• _Activity_: Work through the records below and copy every line that includes "this".

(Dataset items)
· · · · · · ·
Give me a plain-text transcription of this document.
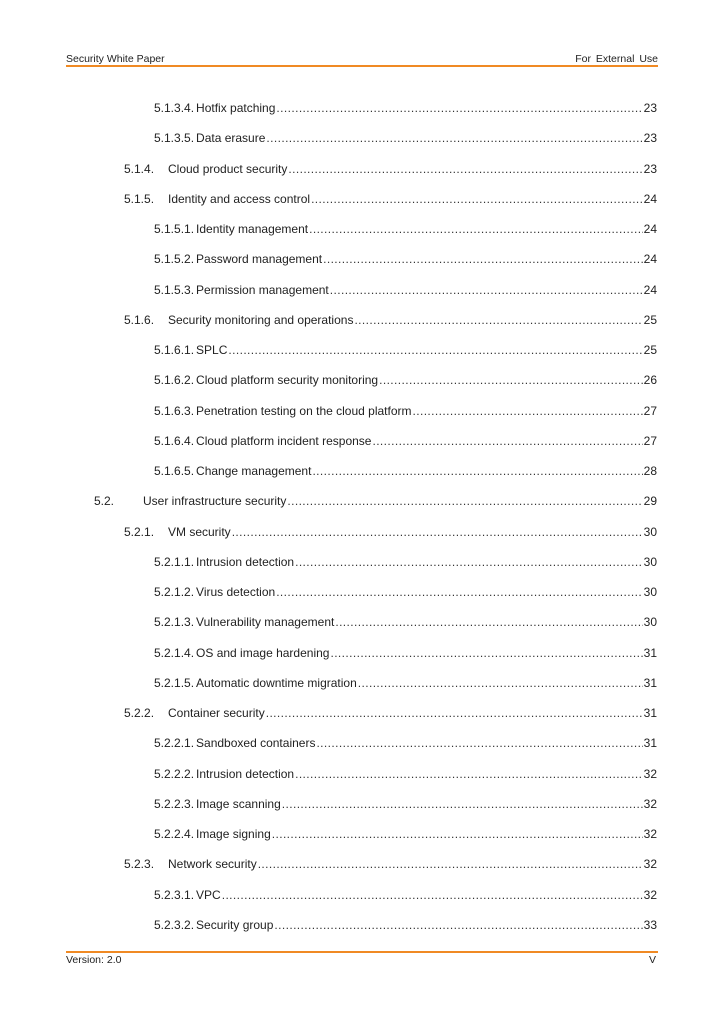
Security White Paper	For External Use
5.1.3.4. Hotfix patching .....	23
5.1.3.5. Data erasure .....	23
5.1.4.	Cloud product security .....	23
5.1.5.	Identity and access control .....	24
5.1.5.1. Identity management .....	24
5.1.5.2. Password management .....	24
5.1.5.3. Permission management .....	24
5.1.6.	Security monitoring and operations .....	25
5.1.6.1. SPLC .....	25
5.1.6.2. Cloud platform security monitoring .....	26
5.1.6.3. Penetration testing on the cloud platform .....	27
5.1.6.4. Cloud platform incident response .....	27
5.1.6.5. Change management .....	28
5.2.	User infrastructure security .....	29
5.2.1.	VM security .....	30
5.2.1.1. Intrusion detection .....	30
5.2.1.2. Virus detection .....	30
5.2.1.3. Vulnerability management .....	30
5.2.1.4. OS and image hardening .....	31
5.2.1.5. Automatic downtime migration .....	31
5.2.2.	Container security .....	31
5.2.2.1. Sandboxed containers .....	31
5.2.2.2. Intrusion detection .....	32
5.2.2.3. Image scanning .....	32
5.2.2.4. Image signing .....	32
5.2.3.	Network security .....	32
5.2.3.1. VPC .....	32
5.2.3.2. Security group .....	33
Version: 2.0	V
· · · · · · ·
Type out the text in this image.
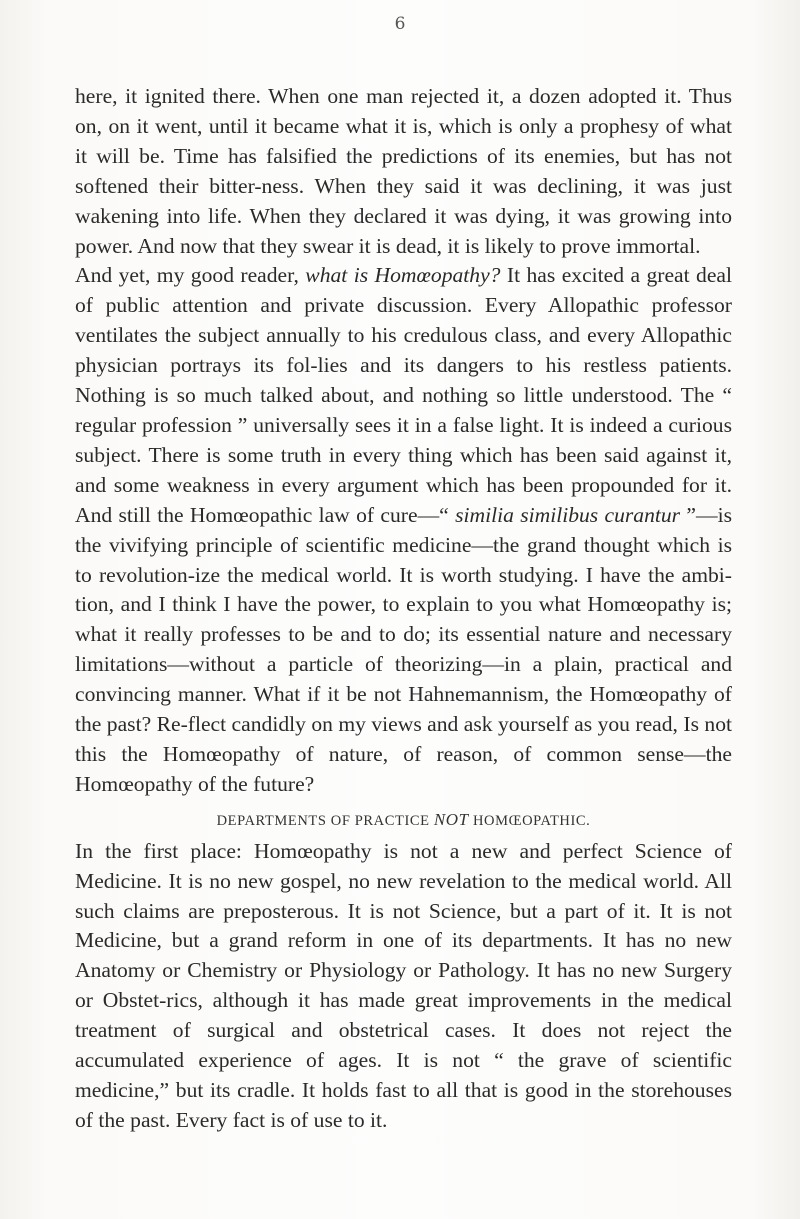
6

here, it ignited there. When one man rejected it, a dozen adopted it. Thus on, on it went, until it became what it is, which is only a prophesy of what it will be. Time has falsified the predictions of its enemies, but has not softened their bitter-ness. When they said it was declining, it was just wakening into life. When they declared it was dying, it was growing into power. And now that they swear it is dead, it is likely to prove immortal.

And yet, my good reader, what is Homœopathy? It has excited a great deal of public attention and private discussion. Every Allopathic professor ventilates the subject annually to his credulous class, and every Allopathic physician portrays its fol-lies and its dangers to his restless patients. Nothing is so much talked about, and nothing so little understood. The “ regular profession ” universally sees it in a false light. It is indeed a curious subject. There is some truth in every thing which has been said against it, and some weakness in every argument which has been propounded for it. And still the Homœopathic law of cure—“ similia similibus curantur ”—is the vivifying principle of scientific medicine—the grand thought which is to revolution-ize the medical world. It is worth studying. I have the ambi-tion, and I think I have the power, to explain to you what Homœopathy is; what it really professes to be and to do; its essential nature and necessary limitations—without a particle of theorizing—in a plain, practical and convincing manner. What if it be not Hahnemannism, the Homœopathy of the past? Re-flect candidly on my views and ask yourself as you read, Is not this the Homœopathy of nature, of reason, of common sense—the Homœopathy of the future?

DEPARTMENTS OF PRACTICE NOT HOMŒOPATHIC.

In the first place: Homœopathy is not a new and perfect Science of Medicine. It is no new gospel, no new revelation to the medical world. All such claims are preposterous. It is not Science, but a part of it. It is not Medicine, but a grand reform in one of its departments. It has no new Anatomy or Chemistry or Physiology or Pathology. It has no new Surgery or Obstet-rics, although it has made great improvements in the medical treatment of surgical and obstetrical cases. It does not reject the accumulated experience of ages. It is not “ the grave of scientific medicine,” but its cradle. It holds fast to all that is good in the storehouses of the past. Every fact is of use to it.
· · · · · · ·
• _Expected answer_:
Give me a plain-text transcription of this document.
Type out the text in this image.
And yet, my good reader, what is Homœopathy? It has excited a great deal of public attention and private discussion. Every Allopathic professor ventilates the subject annually to his credulous class, and every Allopathic physician portrays its fol-lies and its dangers to his restless patients. Nothing is so much talked about, and nothing so little understood. The “ regular profession ” universally sees it in a false light. It is indeed a curious subject. There is some truth in every thing which has been said against it, and some weakness in every argument which has been propounded for it. And still the Homœopathic law of cure—“ similia similibus curantur ”—is the vivifying principle of scientific medicine—the grand thought which is to revolution-ize the medical world. It is worth studying. I have the ambi-tion, and I think I have the power, to explain to you what Homœopathy is; what it really professes to be and to do; its essential nature and necessary limitations—without a particle of theorizing—in a plain, practical and convincing manner. What if it be not Hahnemannism, the Homœopathy of the past? Re-flect candidly on my views and ask yourself as you read, Is not this the Homœopathy of nature, of reason, of common sense—the Homœopathy of the future?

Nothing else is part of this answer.